Tarih:  30 Ağustos  2019
Yazan: Nedim AKIN
Konu:  Evleri yıkılan Romanlar davayı  AİHM’ ne  taşıdılar.

2018’in sonunda ve bu yılın başında Plovdiv (Filibe) iline bağlı Voyvodino Belediyesinde bir olay olmuştu. Roman mahallesine karlı bir günün akşam karanlığında şahsi arabasıyla giren, (sebebi açıklanmadı) araçtan inince düşen ve başını bordüre vuran komando Valentin Simov, toplanan Çingenelere sövüp saymaya başlayınca anlaşılan “tekmelenen” bir Bulgar komando ilk kez hastanelik olmuştu. Bulgaristan’da birçok polis Roman dayağı yemiştir fakat ilk kez ordulu bir komando hastanelik edilmişti.

Daha sonra, dış ülkelerdeki askeri misyonlara da katıldığı anlaşılan komando Simov’un  zil zurna sarhoş olduğu açıklandı. Bulgar “askeri onurunun” doruğunu temsil eden bir eğitimli komando, yere yatırıp Romenler – Asen ve Boris Paketov kardeşler – tarafından eşek sudan gelene kadar dövüldüğü gerekçesiyle 2 genç tutuklandı. Yargılandılar. Sarhoş subayın ayaküstü duramadığından düştüğü ve başını bordür taşına vurduğundan kanlar içinde hastanelik olduğu anlaşılınca, dava daha birinci derece mahkemede düştü.

Kayıtlı öğeler
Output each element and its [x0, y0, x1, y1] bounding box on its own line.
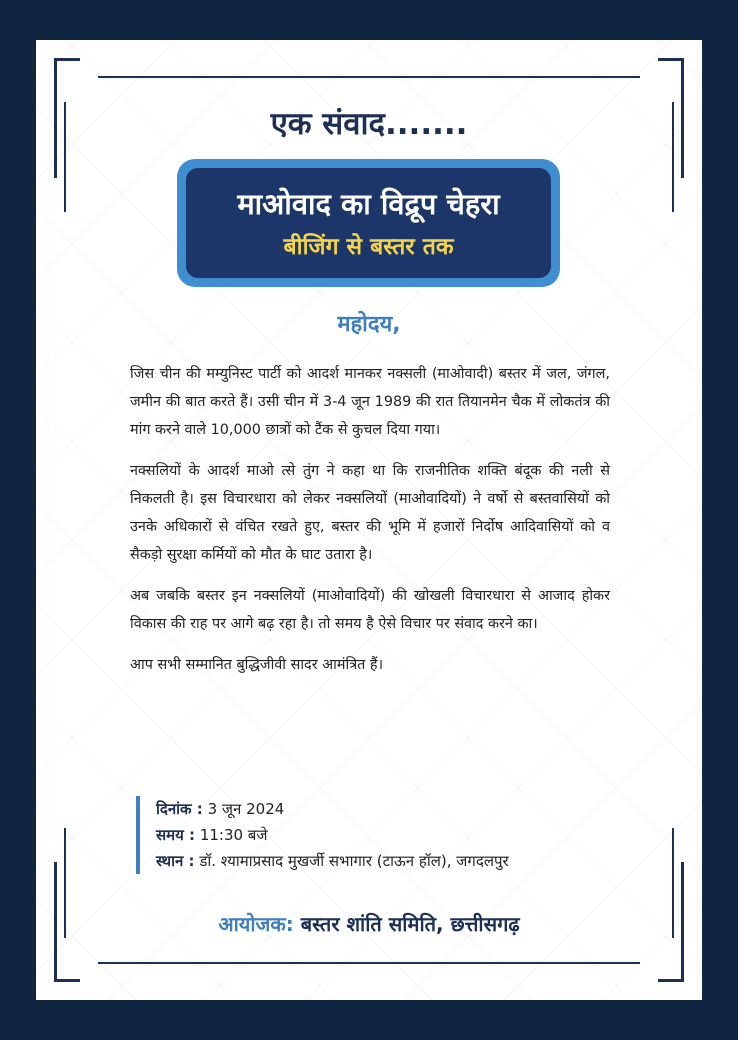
frame-line	[54, 979, 80, 982]
paragraph: जिस चीन की मम्युनिस्ट पार्टी को आदर्श मानकर नक्सली (माओवादी) बस्तर में जल, जंगल, जमीन की बात करते हैं। उसी चीन में 3-4 जून 1989 की रात तियानमेन चैक में लोकतंत्र की मांग करने वाले 10,000 छात्रों को टैंक से कुचल दिया गया।	[130, 366, 610, 438]
venue-label: स्थान :	[156, 852, 195, 870]
organizer-label: आयोजक:	[218, 912, 294, 936]
paragraph: आप सभी सम्मानित बुद्धिजीवी सादर आमंत्रित हैं।	[130, 657, 384, 673]
paragraph: अब जबकि बस्तर इन नक्सलियों (माओवादियों) की खोखली विचारधारा से आजाद होकर विकास की राह पर आगे बढ़ रहा है। तो समय है ऐसे विचार पर संवाद करने का।	[130, 588, 610, 632]
banner-headline: माओवाद का विद्रूप चेहरा	[237, 187, 500, 221]
organizer-name: बस्तर शांति समिति, छत्तीसगढ़	[300, 912, 520, 936]
frame-line	[98, 76, 640, 78]
time-row	[156, 822, 656, 848]
time-label: समय :	[156, 826, 196, 844]
date-label: दिनांक :	[156, 800, 203, 818]
title-banner-inner	[186, 168, 551, 278]
date-value: 3 जून 2024	[207, 800, 285, 818]
title-banner	[177, 159, 560, 287]
frame-line	[98, 962, 640, 964]
banner-subheadline: बीजिंग से बस्तर तक	[283, 234, 454, 260]
time-value: 11:30 बजे	[199, 826, 268, 844]
letter-body	[130, 360, 610, 692]
organizer-line	[36, 910, 702, 937]
invitation-card	[36, 40, 702, 1000]
event-details	[136, 796, 656, 874]
date-row	[156, 796, 656, 822]
venue-value: डॉ. श्यामाप्रसाद मुखर्जी सभागार (टाऊन हॉल), जगदलपुर	[199, 852, 509, 870]
paragraph: नक्सलियों के आदर्श माओ त्से तुंग ने कहा था कि राजनीतिक शक्ति बंदूक की नली से निकलती है। इस विचारधारा को लेकर नक्सलियों (माओवादियों) ने वर्षो से बस्तवासियों को उनके अधिकारों से वंचित रखते हुए, बस्तर की भूमि में हजारों निर्दोष आदिवासियों को व सैकड़ो सुरक्षा कर्मियों को मौत के घाट उतारा है।	[130, 463, 610, 563]
venue-row	[156, 848, 656, 874]
page-title: एक संवाद.......	[270, 106, 468, 142]
frame-line	[54, 58, 80, 61]
salutation: महोदय,	[337, 312, 401, 337]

> **Alıştırma Tanımı**
Metindeki “2018’in sonunda ve” ile “komando hastanelik edilmişti.” arasındaki kısmı, bu iki ifade de dahil olmak üzere aynen yazın.

> **Görevin Çözümü**
2018’in sonunda ve bu yılın başında Plovdiv (Filibe) iline bağlı Voyvodino Belediyesinde bir olay olmuştu. Roman mahallesine karlı bir günün akşam karanlığında şahsi arabasıyla giren, (sebebi açıklanmadı) araçtan inince düşen ve başını bordüre vuran komando Valentin Simov, toplanan Çingenelere sövüp saymaya başlayınca anlaşılan “tekmelenen” bir Bulgar komando ilk kez hastanelik olmuştu. Bulgaristan’da birçok polis Roman dayağı yemiştir fakat ilk kez ordulu bir komando hastanelik edilmişti.